** START **

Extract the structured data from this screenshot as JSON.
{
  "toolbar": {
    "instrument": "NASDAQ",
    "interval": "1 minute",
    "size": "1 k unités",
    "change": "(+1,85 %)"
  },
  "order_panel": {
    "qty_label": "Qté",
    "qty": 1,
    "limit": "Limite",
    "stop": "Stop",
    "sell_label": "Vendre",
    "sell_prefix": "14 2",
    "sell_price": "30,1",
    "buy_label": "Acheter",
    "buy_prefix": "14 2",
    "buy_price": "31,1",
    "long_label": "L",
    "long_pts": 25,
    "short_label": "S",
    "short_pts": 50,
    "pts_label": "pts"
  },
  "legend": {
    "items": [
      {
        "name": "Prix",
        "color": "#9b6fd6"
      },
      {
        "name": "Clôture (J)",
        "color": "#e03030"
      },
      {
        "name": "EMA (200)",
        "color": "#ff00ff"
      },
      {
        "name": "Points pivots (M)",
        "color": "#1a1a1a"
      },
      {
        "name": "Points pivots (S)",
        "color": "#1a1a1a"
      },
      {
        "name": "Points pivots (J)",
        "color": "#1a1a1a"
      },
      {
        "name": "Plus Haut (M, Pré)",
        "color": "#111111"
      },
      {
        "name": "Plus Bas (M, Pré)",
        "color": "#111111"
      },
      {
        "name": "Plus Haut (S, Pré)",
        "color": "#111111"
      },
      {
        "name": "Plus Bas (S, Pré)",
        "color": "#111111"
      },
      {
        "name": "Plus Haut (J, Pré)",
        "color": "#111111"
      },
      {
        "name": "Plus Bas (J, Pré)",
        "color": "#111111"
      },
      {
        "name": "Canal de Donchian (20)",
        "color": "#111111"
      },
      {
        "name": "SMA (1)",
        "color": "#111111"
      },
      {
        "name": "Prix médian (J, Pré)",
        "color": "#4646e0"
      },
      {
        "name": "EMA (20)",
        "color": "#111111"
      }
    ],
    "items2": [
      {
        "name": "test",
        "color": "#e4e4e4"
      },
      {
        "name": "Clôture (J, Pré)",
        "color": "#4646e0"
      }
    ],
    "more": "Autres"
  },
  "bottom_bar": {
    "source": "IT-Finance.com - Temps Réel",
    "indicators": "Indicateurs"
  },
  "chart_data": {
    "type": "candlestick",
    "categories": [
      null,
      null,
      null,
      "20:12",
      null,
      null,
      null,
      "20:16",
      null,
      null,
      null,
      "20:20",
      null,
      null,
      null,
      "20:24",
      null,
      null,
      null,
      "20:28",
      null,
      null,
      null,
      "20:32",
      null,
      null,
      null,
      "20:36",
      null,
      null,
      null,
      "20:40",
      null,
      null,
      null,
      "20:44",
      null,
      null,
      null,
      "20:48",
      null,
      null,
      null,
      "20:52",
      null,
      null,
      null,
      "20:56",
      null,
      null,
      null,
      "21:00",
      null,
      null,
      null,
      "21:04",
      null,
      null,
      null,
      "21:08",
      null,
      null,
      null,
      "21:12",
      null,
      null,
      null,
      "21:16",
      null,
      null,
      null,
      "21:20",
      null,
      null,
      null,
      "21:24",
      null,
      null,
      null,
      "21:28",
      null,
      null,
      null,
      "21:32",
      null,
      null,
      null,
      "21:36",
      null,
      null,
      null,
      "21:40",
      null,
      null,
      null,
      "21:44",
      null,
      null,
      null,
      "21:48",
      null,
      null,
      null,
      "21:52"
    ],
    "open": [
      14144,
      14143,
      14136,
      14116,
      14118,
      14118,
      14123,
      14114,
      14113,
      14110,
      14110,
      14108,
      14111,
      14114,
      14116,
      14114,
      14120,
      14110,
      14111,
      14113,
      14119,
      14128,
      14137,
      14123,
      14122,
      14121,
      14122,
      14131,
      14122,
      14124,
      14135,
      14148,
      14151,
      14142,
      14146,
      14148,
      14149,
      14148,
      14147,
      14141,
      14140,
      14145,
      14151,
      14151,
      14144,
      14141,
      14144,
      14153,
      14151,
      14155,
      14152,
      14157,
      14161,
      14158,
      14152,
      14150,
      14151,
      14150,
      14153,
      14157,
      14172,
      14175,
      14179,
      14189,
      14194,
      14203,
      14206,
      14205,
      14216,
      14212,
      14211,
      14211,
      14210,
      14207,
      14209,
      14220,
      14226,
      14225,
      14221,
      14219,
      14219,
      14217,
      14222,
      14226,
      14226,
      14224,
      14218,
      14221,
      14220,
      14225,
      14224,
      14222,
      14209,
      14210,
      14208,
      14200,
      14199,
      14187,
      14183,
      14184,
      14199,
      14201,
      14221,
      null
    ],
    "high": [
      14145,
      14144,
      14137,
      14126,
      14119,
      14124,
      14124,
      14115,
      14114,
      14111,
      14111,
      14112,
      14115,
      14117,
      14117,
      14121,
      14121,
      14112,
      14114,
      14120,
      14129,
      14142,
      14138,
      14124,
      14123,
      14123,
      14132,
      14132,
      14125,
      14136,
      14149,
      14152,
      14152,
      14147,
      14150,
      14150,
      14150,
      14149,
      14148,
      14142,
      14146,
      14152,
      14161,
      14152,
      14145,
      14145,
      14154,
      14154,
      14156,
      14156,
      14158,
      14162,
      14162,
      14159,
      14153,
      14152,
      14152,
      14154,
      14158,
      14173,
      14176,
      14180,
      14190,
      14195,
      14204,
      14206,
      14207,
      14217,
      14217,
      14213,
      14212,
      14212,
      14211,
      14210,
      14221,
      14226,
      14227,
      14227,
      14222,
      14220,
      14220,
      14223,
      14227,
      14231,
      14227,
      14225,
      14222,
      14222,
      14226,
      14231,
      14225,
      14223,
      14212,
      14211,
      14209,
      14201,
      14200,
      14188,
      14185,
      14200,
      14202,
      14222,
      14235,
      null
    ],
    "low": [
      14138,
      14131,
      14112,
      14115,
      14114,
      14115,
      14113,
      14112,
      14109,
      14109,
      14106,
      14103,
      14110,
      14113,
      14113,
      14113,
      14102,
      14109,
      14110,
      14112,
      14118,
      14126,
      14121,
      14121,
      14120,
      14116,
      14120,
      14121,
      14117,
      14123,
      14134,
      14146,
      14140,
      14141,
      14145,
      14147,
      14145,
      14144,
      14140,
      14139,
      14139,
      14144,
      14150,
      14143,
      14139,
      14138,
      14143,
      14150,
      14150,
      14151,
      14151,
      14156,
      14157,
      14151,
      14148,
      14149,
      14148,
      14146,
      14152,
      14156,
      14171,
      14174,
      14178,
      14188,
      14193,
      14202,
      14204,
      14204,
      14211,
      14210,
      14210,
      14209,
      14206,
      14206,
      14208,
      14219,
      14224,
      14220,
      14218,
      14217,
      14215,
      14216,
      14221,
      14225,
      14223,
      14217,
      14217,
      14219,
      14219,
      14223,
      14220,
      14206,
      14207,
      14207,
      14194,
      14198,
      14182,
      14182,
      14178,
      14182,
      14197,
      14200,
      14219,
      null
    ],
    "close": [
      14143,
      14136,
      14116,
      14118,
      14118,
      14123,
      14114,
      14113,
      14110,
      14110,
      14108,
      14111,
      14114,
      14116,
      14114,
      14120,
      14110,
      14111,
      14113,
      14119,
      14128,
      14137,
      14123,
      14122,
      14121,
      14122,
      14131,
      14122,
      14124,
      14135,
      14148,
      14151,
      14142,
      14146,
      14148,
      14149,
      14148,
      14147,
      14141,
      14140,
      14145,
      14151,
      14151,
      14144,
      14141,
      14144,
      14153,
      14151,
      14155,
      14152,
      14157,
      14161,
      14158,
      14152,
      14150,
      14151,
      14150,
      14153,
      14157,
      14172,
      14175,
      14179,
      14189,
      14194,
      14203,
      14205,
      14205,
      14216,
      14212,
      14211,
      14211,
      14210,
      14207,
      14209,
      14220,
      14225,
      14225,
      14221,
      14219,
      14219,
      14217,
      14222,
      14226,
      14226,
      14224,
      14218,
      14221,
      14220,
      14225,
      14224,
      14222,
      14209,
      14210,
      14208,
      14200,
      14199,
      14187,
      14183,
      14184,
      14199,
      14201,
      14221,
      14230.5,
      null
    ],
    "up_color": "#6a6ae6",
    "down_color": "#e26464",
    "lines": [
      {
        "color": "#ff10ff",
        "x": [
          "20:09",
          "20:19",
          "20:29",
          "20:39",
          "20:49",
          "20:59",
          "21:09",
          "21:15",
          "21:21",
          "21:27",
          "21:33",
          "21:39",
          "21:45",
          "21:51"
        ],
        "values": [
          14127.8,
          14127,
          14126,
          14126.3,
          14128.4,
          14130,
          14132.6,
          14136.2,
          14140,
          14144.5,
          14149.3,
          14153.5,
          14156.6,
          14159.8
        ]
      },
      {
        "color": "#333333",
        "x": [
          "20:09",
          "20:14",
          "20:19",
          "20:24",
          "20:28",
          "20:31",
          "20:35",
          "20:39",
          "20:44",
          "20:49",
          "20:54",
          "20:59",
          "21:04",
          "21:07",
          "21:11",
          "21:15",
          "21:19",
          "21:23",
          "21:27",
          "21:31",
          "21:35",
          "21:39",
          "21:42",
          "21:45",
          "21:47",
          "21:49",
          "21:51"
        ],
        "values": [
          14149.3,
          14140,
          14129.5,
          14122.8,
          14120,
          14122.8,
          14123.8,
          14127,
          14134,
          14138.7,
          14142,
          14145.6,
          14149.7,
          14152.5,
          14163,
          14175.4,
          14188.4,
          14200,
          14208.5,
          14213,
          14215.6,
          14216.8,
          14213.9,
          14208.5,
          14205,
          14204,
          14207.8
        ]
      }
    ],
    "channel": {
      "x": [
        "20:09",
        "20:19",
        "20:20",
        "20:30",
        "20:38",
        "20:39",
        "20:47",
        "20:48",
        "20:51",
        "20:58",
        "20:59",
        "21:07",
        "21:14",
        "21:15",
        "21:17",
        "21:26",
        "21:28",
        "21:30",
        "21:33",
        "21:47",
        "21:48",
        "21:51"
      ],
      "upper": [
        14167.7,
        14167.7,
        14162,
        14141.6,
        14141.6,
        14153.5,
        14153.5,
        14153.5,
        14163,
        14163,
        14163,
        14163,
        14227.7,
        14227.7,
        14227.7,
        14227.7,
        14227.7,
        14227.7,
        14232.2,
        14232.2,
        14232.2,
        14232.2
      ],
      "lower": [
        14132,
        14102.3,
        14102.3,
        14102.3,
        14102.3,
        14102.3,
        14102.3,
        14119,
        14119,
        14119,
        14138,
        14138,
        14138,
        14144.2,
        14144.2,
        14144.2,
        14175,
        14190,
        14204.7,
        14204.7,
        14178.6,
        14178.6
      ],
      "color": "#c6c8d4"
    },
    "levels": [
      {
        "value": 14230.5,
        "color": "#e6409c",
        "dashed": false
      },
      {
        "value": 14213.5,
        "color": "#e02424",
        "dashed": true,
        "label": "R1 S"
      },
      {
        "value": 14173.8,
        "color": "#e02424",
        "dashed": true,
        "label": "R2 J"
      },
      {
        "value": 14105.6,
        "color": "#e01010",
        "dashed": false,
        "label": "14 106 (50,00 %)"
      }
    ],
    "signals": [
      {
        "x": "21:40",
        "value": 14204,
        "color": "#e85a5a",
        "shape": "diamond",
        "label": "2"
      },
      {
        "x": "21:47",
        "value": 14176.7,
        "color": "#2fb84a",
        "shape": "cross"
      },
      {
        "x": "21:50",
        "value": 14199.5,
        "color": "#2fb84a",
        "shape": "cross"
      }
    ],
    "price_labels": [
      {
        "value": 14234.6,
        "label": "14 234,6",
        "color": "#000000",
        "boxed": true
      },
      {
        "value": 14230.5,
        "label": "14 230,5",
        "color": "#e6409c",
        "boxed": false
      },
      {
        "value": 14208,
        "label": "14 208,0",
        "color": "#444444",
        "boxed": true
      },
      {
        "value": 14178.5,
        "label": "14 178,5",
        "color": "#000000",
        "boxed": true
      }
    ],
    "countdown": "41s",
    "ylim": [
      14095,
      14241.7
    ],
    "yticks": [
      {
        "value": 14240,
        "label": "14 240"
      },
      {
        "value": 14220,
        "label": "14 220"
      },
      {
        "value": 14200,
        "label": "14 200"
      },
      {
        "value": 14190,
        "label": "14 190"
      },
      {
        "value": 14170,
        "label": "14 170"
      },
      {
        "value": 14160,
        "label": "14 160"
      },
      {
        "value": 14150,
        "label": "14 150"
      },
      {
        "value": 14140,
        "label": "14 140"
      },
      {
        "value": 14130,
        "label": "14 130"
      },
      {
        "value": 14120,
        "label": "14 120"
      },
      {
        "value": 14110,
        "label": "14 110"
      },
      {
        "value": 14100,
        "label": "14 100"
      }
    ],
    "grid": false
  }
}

** END **

▸ Instructions for the task
Work out how many lines above contain the word "Points". Give only the number.

▸ Exercise solution
3